• Required task
Extract each line of the records below that contains the word "from".

• Source data
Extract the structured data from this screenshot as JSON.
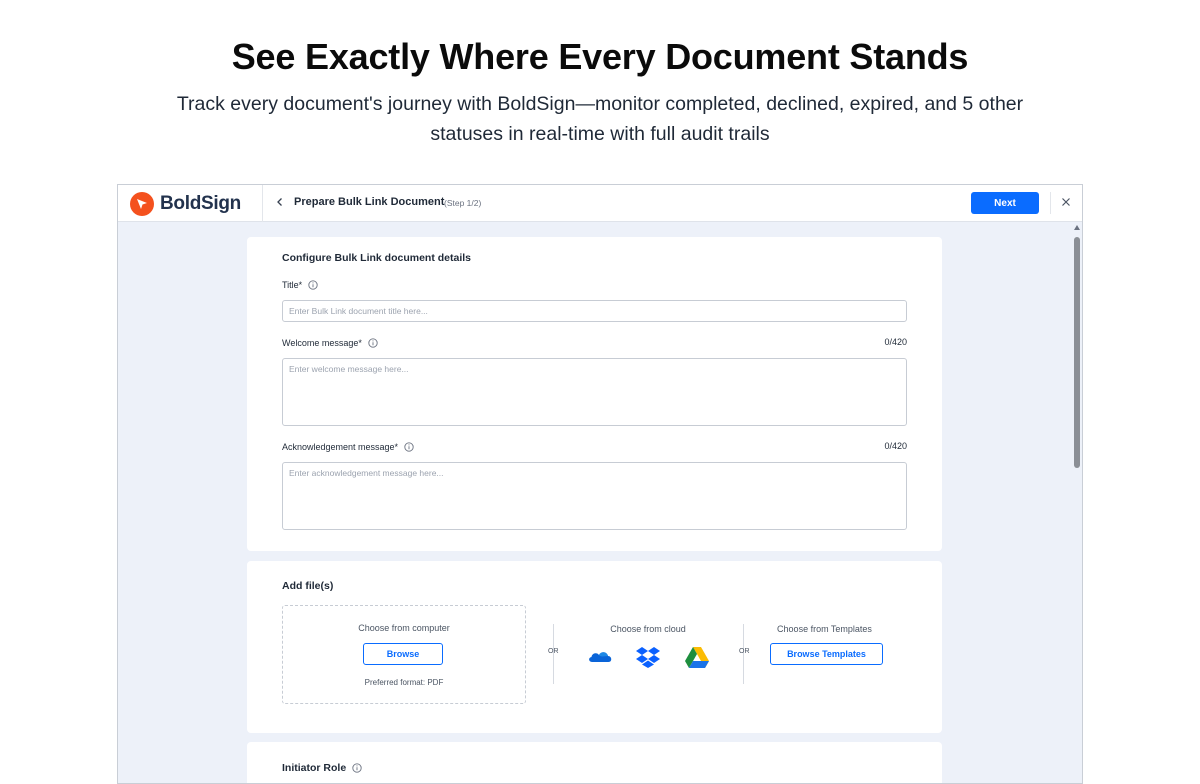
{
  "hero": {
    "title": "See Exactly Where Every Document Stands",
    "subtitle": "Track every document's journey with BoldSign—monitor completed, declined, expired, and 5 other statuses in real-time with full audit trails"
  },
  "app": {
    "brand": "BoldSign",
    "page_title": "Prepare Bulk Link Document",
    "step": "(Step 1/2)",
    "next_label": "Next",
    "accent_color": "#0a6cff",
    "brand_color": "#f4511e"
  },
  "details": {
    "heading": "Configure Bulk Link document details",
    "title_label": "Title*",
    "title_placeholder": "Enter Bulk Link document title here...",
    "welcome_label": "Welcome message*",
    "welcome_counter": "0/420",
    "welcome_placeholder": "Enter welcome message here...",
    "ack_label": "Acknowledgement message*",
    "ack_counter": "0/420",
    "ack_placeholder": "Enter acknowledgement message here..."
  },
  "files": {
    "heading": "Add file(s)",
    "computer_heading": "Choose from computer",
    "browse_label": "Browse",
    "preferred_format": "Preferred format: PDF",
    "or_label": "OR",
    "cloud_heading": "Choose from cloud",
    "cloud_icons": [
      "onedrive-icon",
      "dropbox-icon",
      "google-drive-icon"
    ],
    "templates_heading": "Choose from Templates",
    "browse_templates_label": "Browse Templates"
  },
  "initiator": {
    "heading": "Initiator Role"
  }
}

---

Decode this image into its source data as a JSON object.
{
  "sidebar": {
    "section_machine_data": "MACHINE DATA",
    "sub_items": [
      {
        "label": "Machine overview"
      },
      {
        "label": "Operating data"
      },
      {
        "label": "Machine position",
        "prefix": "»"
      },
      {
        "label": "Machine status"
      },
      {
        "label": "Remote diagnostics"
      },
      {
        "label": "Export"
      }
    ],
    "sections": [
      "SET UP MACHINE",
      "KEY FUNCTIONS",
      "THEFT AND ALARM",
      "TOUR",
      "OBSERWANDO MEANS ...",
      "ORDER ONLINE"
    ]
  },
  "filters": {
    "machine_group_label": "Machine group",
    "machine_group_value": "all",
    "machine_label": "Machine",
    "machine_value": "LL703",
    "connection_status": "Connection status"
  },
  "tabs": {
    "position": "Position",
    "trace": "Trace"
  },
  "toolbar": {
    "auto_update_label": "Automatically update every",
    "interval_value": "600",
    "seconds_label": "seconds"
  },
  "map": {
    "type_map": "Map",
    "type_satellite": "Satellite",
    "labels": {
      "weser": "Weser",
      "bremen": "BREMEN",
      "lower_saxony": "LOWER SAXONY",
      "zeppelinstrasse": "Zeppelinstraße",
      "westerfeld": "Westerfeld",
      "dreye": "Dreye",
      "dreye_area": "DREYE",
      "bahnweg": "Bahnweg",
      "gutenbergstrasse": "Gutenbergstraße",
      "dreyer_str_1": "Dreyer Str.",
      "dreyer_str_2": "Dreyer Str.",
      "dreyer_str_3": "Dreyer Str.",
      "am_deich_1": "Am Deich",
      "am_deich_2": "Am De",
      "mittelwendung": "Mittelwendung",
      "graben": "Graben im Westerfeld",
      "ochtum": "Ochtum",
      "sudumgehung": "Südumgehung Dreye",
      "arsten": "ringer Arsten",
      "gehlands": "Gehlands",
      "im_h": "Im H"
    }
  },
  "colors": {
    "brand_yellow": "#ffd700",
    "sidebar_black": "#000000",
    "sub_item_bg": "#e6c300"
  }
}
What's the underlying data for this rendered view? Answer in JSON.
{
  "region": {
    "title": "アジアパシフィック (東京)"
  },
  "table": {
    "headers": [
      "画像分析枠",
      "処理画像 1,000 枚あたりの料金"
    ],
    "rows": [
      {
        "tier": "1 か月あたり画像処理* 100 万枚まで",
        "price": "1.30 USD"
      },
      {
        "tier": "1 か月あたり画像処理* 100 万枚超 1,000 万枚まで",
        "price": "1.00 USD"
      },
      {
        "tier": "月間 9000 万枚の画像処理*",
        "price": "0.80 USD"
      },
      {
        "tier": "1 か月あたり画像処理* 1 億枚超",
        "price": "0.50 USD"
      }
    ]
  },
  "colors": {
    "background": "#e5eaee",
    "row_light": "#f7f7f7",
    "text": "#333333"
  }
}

--

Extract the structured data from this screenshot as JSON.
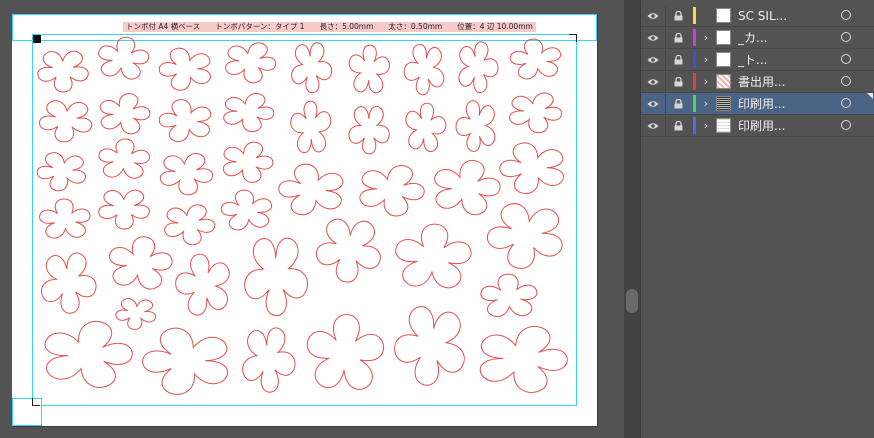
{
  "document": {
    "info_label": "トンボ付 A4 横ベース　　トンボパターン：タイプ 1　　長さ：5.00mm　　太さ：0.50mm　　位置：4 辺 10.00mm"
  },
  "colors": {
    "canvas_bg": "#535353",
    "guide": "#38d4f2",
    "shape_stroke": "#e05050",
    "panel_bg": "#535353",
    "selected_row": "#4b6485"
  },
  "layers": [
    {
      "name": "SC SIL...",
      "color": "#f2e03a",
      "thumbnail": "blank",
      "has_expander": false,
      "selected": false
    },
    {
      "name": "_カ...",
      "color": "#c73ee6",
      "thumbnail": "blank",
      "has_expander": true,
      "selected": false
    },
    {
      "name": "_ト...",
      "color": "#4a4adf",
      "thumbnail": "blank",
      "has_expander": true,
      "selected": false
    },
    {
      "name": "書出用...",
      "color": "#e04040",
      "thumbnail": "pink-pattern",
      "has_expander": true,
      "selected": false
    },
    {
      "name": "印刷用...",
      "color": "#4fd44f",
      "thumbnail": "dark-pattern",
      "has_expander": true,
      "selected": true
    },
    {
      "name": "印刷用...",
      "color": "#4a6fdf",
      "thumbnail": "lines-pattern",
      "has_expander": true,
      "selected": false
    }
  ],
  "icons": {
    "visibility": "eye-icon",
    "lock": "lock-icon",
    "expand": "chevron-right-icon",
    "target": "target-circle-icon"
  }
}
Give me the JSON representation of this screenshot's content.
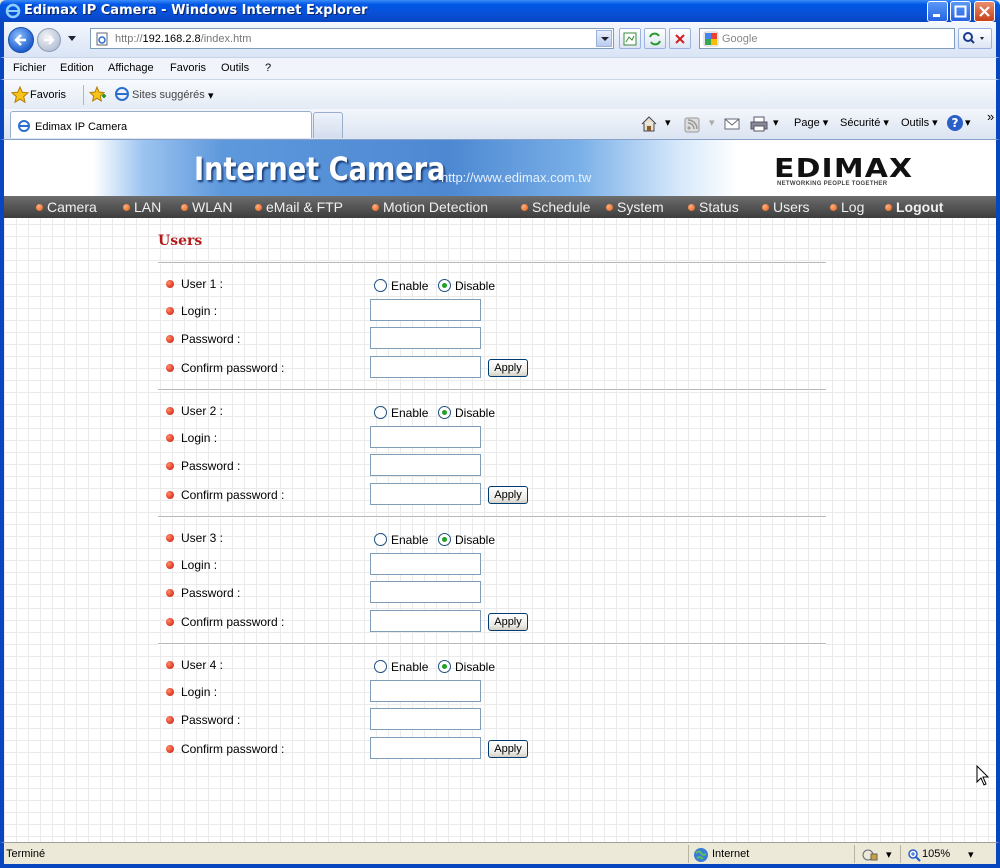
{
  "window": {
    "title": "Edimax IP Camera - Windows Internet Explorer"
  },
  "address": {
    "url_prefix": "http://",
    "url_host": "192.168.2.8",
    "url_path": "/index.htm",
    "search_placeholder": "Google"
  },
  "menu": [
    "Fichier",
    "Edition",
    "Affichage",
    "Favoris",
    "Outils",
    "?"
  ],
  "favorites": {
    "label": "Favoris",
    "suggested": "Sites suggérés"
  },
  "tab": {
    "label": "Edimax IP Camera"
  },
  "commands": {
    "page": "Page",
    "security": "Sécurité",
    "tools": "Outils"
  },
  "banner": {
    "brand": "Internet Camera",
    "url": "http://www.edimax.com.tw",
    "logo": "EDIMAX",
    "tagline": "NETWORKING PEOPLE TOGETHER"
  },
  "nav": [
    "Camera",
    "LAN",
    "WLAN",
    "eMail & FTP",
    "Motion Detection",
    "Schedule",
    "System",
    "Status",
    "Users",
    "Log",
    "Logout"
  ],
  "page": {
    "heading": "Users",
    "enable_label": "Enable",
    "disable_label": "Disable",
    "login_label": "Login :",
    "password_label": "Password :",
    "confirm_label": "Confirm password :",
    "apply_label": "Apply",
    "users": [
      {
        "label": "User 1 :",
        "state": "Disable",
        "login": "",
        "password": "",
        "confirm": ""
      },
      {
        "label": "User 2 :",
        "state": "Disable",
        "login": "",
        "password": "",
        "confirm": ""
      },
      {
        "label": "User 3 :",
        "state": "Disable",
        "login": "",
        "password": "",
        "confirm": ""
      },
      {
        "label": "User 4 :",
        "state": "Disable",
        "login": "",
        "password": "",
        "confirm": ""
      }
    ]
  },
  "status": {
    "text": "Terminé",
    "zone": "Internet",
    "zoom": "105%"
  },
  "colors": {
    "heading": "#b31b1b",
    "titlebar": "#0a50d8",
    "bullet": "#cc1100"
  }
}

• Exercise solution
Extract the structured data from this screenshot as JSON.
    "computer_heading": "Choose from computer",
    "cloud_heading": "Choose from cloud",
    "templates_heading": "Choose from Templates",
Extract the structured data from this screenshot as JSON.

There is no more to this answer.